> WHAT TO DO
Put the lines of the records from the one containing "banner-title: 上海国际酒店工程设计与用品展览会 (66, 186, 986, 246)" through the one containing "qr-module (95, 524, 99, 528)" into a numbered list, skipping blank lines. List only those lines.

> DATA
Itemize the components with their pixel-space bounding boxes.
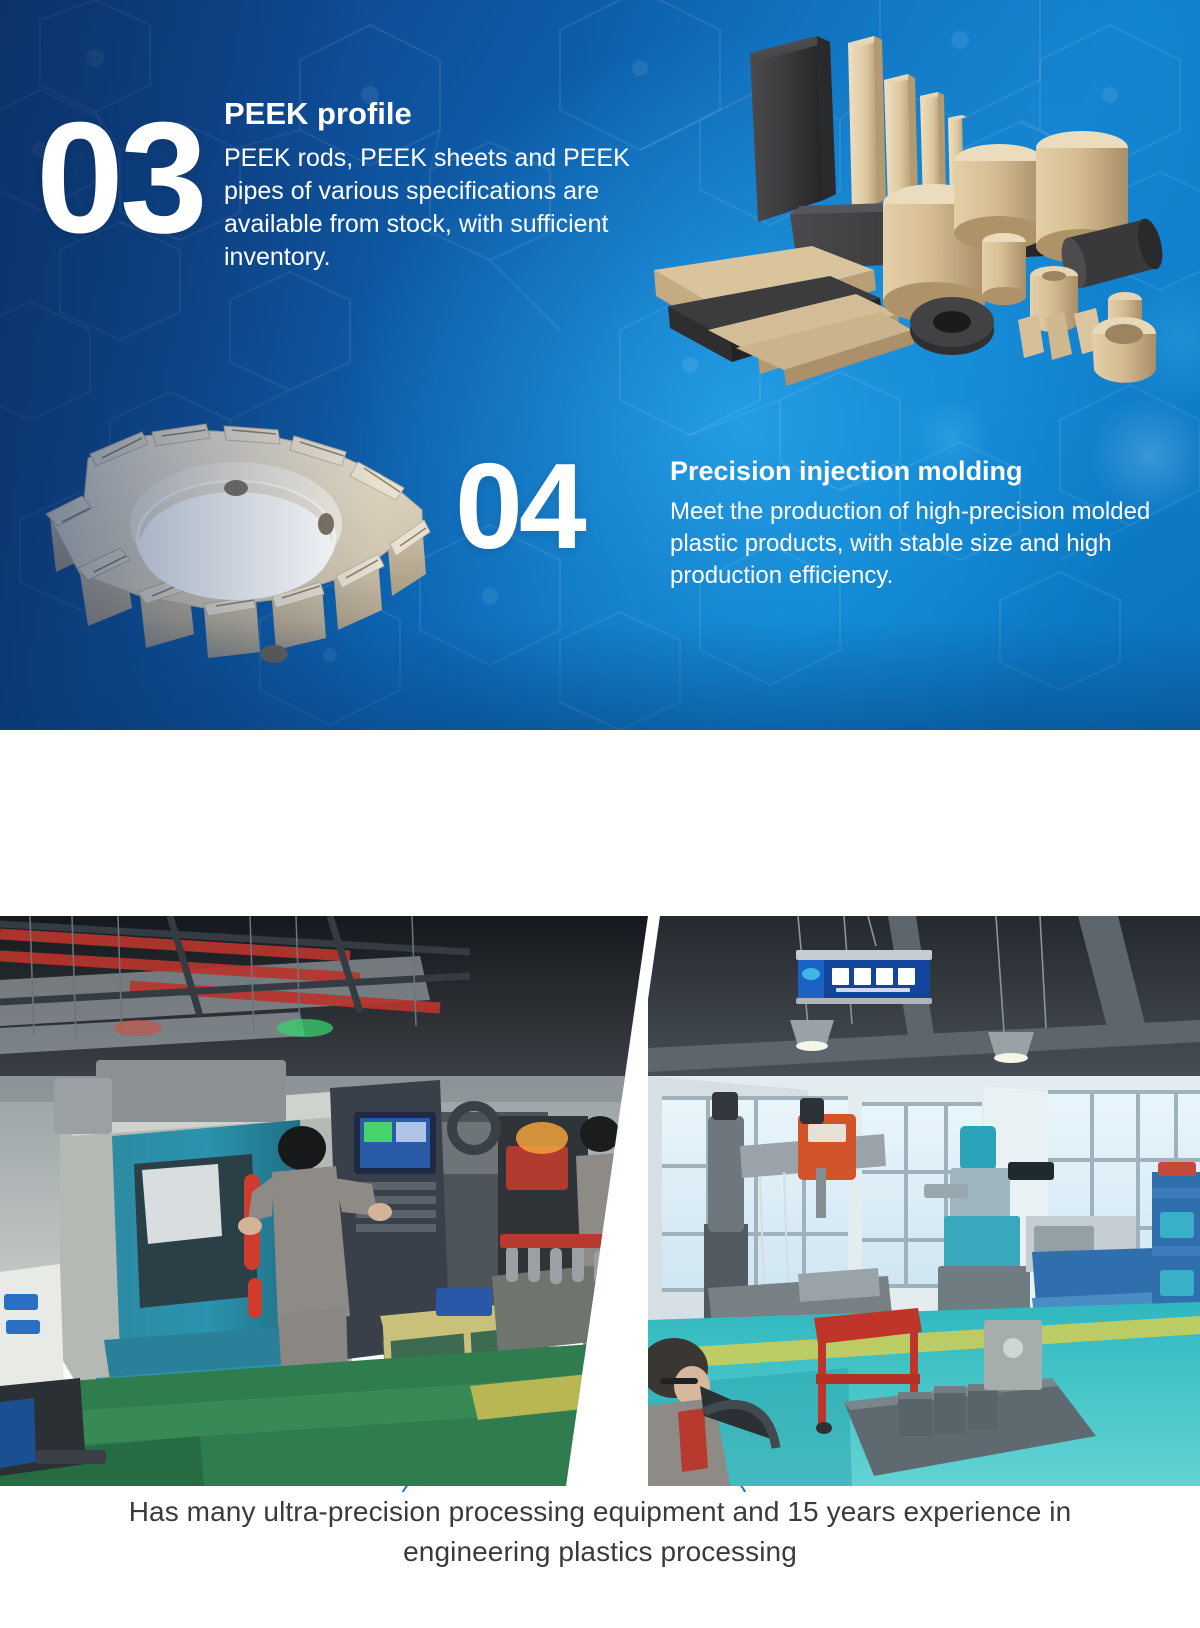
our-strengths-banner: Our strengths [0,730,1200,916]
feature-title-03: PEEK profile [224,96,654,132]
bottom-caption: Has many ultra-precision processing equi… [0,1492,1200,1628]
feature-title-04: Precision injection molding [670,456,1170,487]
marketing-page: 03 PEEK profile PEEK rods, PEEK sheets a… [0,0,1200,1628]
peek-profile-product-photo [612,18,1192,398]
hero-blue-panel: 03 PEEK profile PEEK rods, PEEK sheets a… [0,0,1200,730]
feature-block-03: 03 PEEK profile PEEK rods, PEEK sheets a… [28,96,648,346]
feature-block-04: 04 Precision injection molding Meet the … [455,440,1175,670]
feature-number-03: 03 [36,106,204,251]
caption-text: Has many ultra-precision processing equi… [110,1492,1090,1572]
feature-body-04: Meet the production of high-precision mo… [670,496,1170,592]
peek-gear-ring-photo [28,396,458,686]
feature-body-03: PEEK rods, PEEK sheets and PEEK pipes of… [224,142,654,275]
mold-workshop-photo [648,916,1200,1486]
factory-photo-pair [0,916,1200,1486]
feature-number-04: 04 [455,450,583,562]
cnc-machining-workshop-photo [0,916,648,1486]
mold-workshop-sign [796,950,932,1004]
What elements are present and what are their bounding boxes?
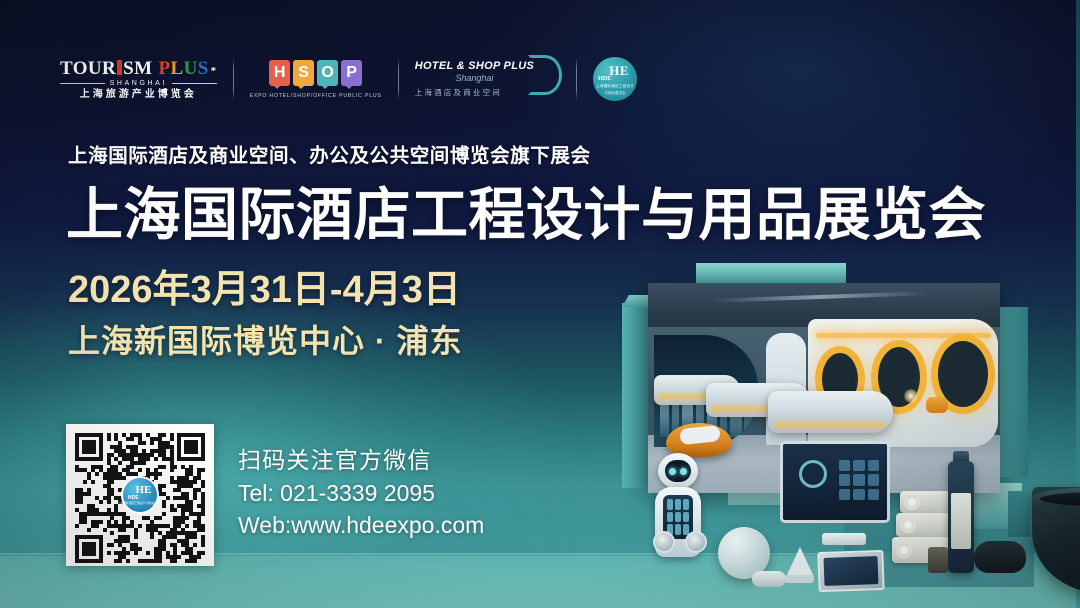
banner-title: 上海国际酒店工程设计与用品展览会 (66, 186, 986, 246)
qr-finder-pattern (75, 433, 103, 461)
black-basin (1032, 487, 1080, 593)
he-mark-big: HE (609, 64, 629, 77)
qr-module (158, 559, 162, 563)
qr-module (193, 535, 197, 539)
qr-timing-module (122, 457, 126, 461)
qr-module (150, 535, 154, 539)
qr-module (142, 441, 146, 445)
tourism-plus-wordmark: TOURSM PLUS* (60, 59, 217, 78)
puck-device (752, 571, 786, 587)
robot-wheel (653, 531, 675, 553)
tourism-plus-s: S (198, 59, 209, 78)
qr-module (177, 555, 181, 559)
logo-divider (398, 58, 399, 100)
qr-module (197, 555, 201, 559)
tourism-plus-sm: SM (123, 59, 152, 78)
tablet-keypad (839, 460, 879, 500)
he-caption-line1: 上海国际酒店工程设计 (596, 84, 634, 89)
qr-timing-module (170, 457, 174, 461)
qr-timing-module (138, 457, 142, 461)
qr-logo-caption: 上海国际酒店工程设计与用品展览会 (118, 502, 163, 506)
logo-bar: TOURSM PLUS* SHANGHAI 上海旅游产业博览会 H S O (60, 52, 637, 106)
hsop-letter-row: H S O P (269, 60, 362, 86)
orange-beanbag-chair (666, 423, 732, 457)
qr-module (87, 528, 91, 532)
logo-hotel-shop-plus[interactable]: HOTEL & SHOP PLUS Shanghai 上海酒店及商业空间 (415, 52, 560, 106)
tourism-plus-i-bar (117, 60, 122, 75)
qr-module (95, 524, 99, 528)
qr-module (201, 551, 205, 555)
promo-banner: TOURSM PLUS* SHANGHAI 上海旅游产业博览会 H S O (0, 0, 1080, 608)
qr-module (162, 465, 166, 469)
qr-module (146, 551, 150, 555)
qr-module (185, 516, 189, 520)
event-venue: 上海新国际博览中心 · 浦东 (68, 324, 462, 359)
scene-slab-top (696, 263, 846, 283)
qr-module (91, 480, 95, 484)
hsop-letter-s: S (293, 60, 314, 86)
hsp-name-cn: 上海酒店及商业空间 (415, 87, 502, 98)
qr-module (201, 512, 205, 516)
qr-module (158, 516, 162, 520)
logo-he-circle[interactable]: HE HDE 上海国际酒店工程设计 与用品展览会 (593, 52, 637, 106)
qr-finder-core (184, 440, 198, 454)
hsop-letter-o: O (317, 60, 338, 86)
qr-module (173, 508, 177, 512)
qr-module (162, 484, 166, 488)
qr-module (122, 528, 126, 532)
qr-module (83, 480, 87, 484)
tourism-plus-tour: TOUR (60, 59, 116, 78)
contact-block: 扫码关注官方微信 Tel: 021-3339 2095 Web:www.hdee… (238, 444, 484, 542)
qr-module (130, 437, 134, 441)
hsp-title-en: HOTEL & SHOP PLUS (415, 60, 534, 72)
qr-module (110, 480, 114, 484)
tablet-dial (799, 460, 827, 488)
qr-module (193, 496, 197, 500)
hotel-scene-illustration (600, 255, 1080, 608)
hsop-letter-h: H (269, 60, 290, 86)
wechat-prompt: 扫码关注官方微信 (238, 444, 484, 477)
cone-device-base (784, 575, 814, 583)
robot-head (658, 453, 698, 489)
towel-roll-end (900, 517, 916, 533)
scene-slab-right (998, 307, 1028, 477)
tourism-plus-name-cn: 上海旅游产业博览会 (80, 90, 197, 100)
qr-module (170, 437, 174, 441)
robot-face (665, 460, 691, 482)
orange-cushion (926, 397, 948, 413)
contact-tel: Tel: 021-3339 2095 (238, 477, 484, 510)
qr-module (99, 520, 103, 524)
qr-module (173, 465, 177, 469)
qr-module (201, 528, 205, 532)
qr-module (154, 476, 158, 480)
qr-module (162, 433, 166, 437)
qr-module (107, 500, 111, 504)
contact-web[interactable]: Web:www.hdeexpo.com (238, 509, 484, 542)
qr-finder-core (82, 542, 96, 556)
qr-module (87, 492, 91, 496)
qr-module (107, 437, 111, 441)
qr-module (79, 500, 83, 504)
qr-module (118, 559, 122, 563)
qr-module (134, 551, 138, 555)
robot-eye (669, 468, 676, 475)
logo-tourism-plus[interactable]: TOURSM PLUS* SHANGHAI 上海旅游产业博览会 (60, 52, 217, 106)
qr-module (158, 472, 162, 476)
robot-wheel (685, 531, 707, 553)
scene-box-right-side (1008, 491, 1030, 537)
qr-module (162, 512, 166, 516)
tourism-plus-l: L (170, 59, 183, 78)
qr-module (126, 551, 130, 555)
towel-roll-end (896, 542, 912, 558)
qr-module (103, 528, 107, 532)
qr-module (75, 524, 79, 528)
qr-finder-core (82, 440, 96, 454)
qr-module (201, 468, 205, 472)
qr-module (138, 468, 142, 472)
qr-module (185, 524, 189, 528)
amber-light-strip (816, 333, 991, 338)
qr-module (95, 472, 99, 476)
logo-divider (576, 58, 577, 100)
towel-roll-end (904, 494, 920, 510)
pod-bed (768, 391, 893, 433)
small-tablet (817, 550, 884, 592)
qr-module (107, 551, 111, 555)
he-caption-line2: 与用品展览会 (604, 90, 626, 95)
amenity-jar (928, 547, 948, 573)
qr-finder-pattern (75, 535, 103, 563)
qr-module (193, 543, 197, 547)
sleep-pod (938, 341, 988, 407)
hsop-caption: EXPO HOTEL/SHOP/OFFICE PUBLIC PLUS (250, 93, 382, 99)
black-amenity-pod (974, 541, 1026, 573)
qr-module (110, 531, 114, 535)
tourism-plus-city: SHANGHAI (110, 80, 167, 87)
qr-module (138, 524, 142, 528)
hsp-city-en: Shanghai (455, 73, 493, 83)
qr-module (193, 559, 197, 563)
qr-finder-pattern (177, 433, 205, 461)
qr-module (150, 441, 154, 445)
qr-module (122, 476, 126, 480)
control-tablet (780, 441, 890, 523)
qr-timing-module (114, 457, 118, 461)
pod-lamp-glow (904, 389, 918, 403)
qr-module (130, 465, 134, 469)
tourism-plus-rule: SHANGHAI (60, 80, 217, 87)
event-date: 2026年3月31日-4月3日 (68, 270, 461, 312)
qr-module (118, 461, 122, 465)
tourism-plus-u: U (184, 59, 198, 78)
qr-module (193, 480, 197, 484)
tourism-plus-p: P (158, 59, 170, 78)
wechat-qr-code[interactable]: HE HDE 上海国际酒店工程设计与用品展览会 (66, 424, 214, 566)
logo-hsop[interactable]: H S O P EXPO HOTEL/SHOP/OFFICE PUBLIC PL… (250, 52, 382, 106)
qr-timing-module (146, 457, 150, 461)
qr-timing-module (154, 457, 158, 461)
robot-eye (680, 468, 687, 475)
qr-module (110, 543, 114, 547)
logo-divider (233, 58, 234, 100)
qr-module (126, 559, 130, 563)
hsp-arc-icon (528, 55, 562, 95)
qr-center-logo: HE HDE 上海国际酒店工程设计与用品展览会 (121, 476, 159, 514)
qr-module (134, 535, 138, 539)
qr-module (201, 484, 205, 488)
qr-module (166, 496, 170, 500)
qr-module (99, 500, 103, 504)
qr-module (201, 543, 205, 547)
qr-canvas: HE HDE 上海国际酒店工程设计与用品展览会 (75, 433, 205, 557)
qr-timing-module (162, 457, 166, 461)
cone-device (786, 547, 814, 577)
he-mark-small: HDE (598, 76, 611, 82)
robot-body (655, 487, 701, 557)
service-robot (648, 453, 708, 581)
banner-subtitle: 上海国际酒店及商业空间、办公及公共空间博览会旗下展会 (68, 139, 591, 168)
qr-logo-small: HDE (128, 496, 139, 501)
qr-timing-module (107, 457, 111, 461)
hsop-letter-p: P (341, 60, 362, 86)
qr-module (173, 559, 177, 563)
scene-slab-left (622, 303, 648, 488)
qr-timing-module (130, 457, 134, 461)
remote-bar (822, 533, 866, 545)
qr-module (142, 461, 146, 465)
amenity-bottle-label (951, 493, 971, 549)
qr-module (83, 520, 87, 524)
qr-module (170, 468, 174, 472)
bed-light-line (776, 424, 884, 426)
qr-module (138, 547, 142, 551)
tourism-plus-star: * (211, 66, 217, 77)
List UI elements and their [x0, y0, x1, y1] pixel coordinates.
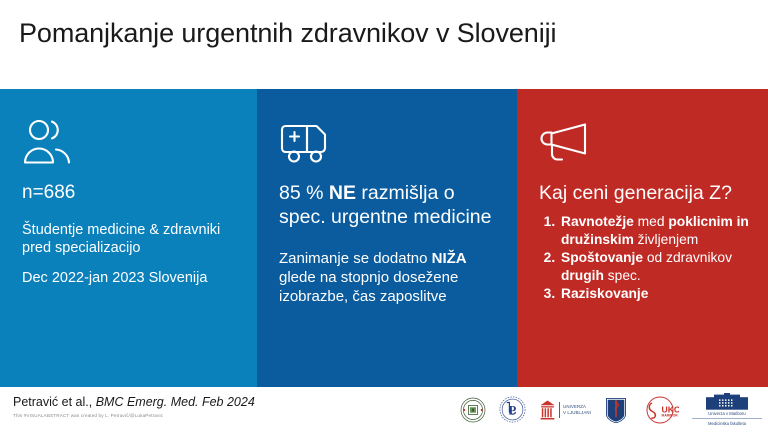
list-item: Raziskovanje — [559, 285, 756, 303]
headline-part-1: NE — [329, 182, 356, 204]
item-1-part-1: od zdravnikov — [643, 250, 732, 265]
panel-finding: 85 % NE razmišlja o spec. urgentne medic… — [257, 89, 514, 387]
svg-text:MARIBOR: MARIBOR — [662, 413, 679, 417]
item-0-part-0: Ravnotežje — [561, 214, 634, 229]
line-part-1: NIŽA — [432, 250, 467, 267]
two-people-icon — [22, 119, 235, 171]
credit-line: This #VISUALABSTRACT was created by L. P… — [13, 412, 163, 419]
list-item: Ravnotežje med poklicnim in družinskim ž… — [559, 213, 756, 248]
logo-divider — [559, 402, 560, 418]
panel-sample-headline: n=686 — [22, 181, 235, 205]
headline-part-0: 85 % — [279, 182, 329, 204]
panel-generation-z: Kaj ceni generacija Z? Ravnotežje med po… — [514, 89, 768, 387]
citation-author: Petravić et al., — [13, 395, 96, 409]
megaphone-icon — [539, 119, 756, 171]
panel-finding-line-1: Zanimanje se dodatno NIŽA glede na stopn… — [279, 249, 492, 306]
citation: Petravić et al., BMC Emerg. Med. Feb 202… — [13, 395, 255, 410]
univerza-v-ljubljani-logo: UNIVERZA V LJUBLJANI — [539, 399, 591, 421]
um-label-line1: Univerza v Mariboru — [692, 410, 762, 417]
item-2-part-0: Raziskovanje — [561, 286, 648, 301]
line-part-0: Zanimanje se dodatno — [279, 250, 432, 267]
item-0-part-1: med — [634, 214, 669, 229]
citation-journal: BMC Emerg. Med. Feb 2024 — [96, 395, 255, 409]
medicinska-fakulteta-crest-logo — [604, 396, 628, 424]
um-label-line2: Medicinska fakulteta — [692, 420, 762, 427]
ukc-maribor-logo: UKC MARIBOR — [641, 396, 679, 424]
item-1-part-2: drugih — [561, 268, 604, 283]
panel-finding-headline: 85 % NE razmišlja o spec. urgentne medic… — [279, 181, 492, 229]
ul-label-line2: V LJUBLJANI — [563, 410, 591, 415]
panel-sample: n=686 Študentje medicine & zdravniki pre… — [0, 89, 257, 387]
title-bar: Pomanjkanje urgentnih zdravnikov v Slove… — [0, 0, 768, 89]
footer: Petravić et al., BMC Emerg. Med. Feb 202… — [0, 387, 768, 432]
item-0-part-3: življenjem — [634, 232, 698, 247]
panel-sample-line-2: Dec 2022-jan 2023 Slovenija — [22, 269, 235, 287]
panel-generation-z-headline: Kaj ceni generacija Z? — [539, 181, 756, 205]
zdravniska-zbornica-logo — [460, 397, 486, 423]
page-title: Pomanjkanje urgentnih zdravnikov v Slove… — [19, 17, 556, 49]
univerza-v-ljubljani-seal-logo: P — [499, 396, 526, 423]
logo-strip: P UNIVERZA V LJUBLJANI — [460, 387, 762, 432]
panel-sample-line-1: Študentje medicine & zdravniki pred spec… — [22, 221, 235, 257]
univerza-v-mariboru-logo: Univerza v Mariboru Medicinska fakulteta — [692, 393, 762, 427]
line-part-2: glede na stopnjo dosežene izobrazbe, čas… — [279, 269, 458, 305]
item-1-part-3: spec. — [604, 268, 641, 283]
ambulance-icon — [279, 119, 492, 171]
item-1-part-0: Spoštovanje — [561, 250, 643, 265]
generation-z-list: Ravnotežje med poklicnim in družinskim ž… — [539, 213, 756, 303]
list-item: Spoštovanje od zdravnikov drugih spec. — [559, 249, 756, 284]
um-divider — [692, 418, 762, 419]
panels-row: n=686 Študentje medicine & zdravniki pre… — [0, 89, 768, 387]
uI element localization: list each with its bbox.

> FINISHED ANSWER
1. banner-title: 上海国际酒店工程设计与用品展览会 (66, 186, 986, 246)
2. qr-finder-pattern (75, 433, 103, 461)
3. black-basin (1032, 487, 1080, 593)
4. he-mark-big: HE (609, 64, 629, 77)
5. qr-module (158, 559, 162, 563)
6. qr-module (193, 535, 197, 539)
7. qr-timing-module (122, 457, 126, 461)
8. qr-module (150, 535, 154, 539)
9. qr-module (142, 441, 146, 445)
10. tourism-plus-wordmark: TOURSM PLUS* (60, 59, 217, 78)
11. puck-device (752, 571, 786, 587)
12. robot-wheel (653, 531, 675, 553)
13. tourism-plus-s: S (198, 59, 209, 78)
14. qr-module (177, 555, 181, 559)
15. logo-divider (398, 58, 399, 100)
16. qr-module (197, 555, 201, 559)
17. tourism-plus-sm: SM (123, 59, 152, 78)
18. tablet-keypad (839, 460, 879, 500)
19. he-caption-line1: 上海国际酒店工程设计 (596, 84, 634, 89)
20. qr-timing-module (170, 457, 174, 461)
21. qr-timing-module (138, 457, 142, 461)
22. qr-logo-caption: 上海国际酒店工程设计与用品展览会 (118, 502, 163, 506)
23. logo-bar: TOURSM PLUS* SHANGHAI 上海旅游产业博览会 H S O (60, 52, 637, 106)
24. hsop-letter-row: H S O P (269, 60, 362, 86)
25. orange-beanbag-chair (666, 423, 732, 457)
26. qr-module (87, 528, 91, 532)
27. logo-hotel-shop-plus[interactable]: HOTEL & SHOP PLUS Shanghai 上海酒店及商业空间 (415, 52, 560, 106)
28. tourism-plus-i-bar (117, 60, 122, 75)
29. qr-module (95, 524, 99, 528)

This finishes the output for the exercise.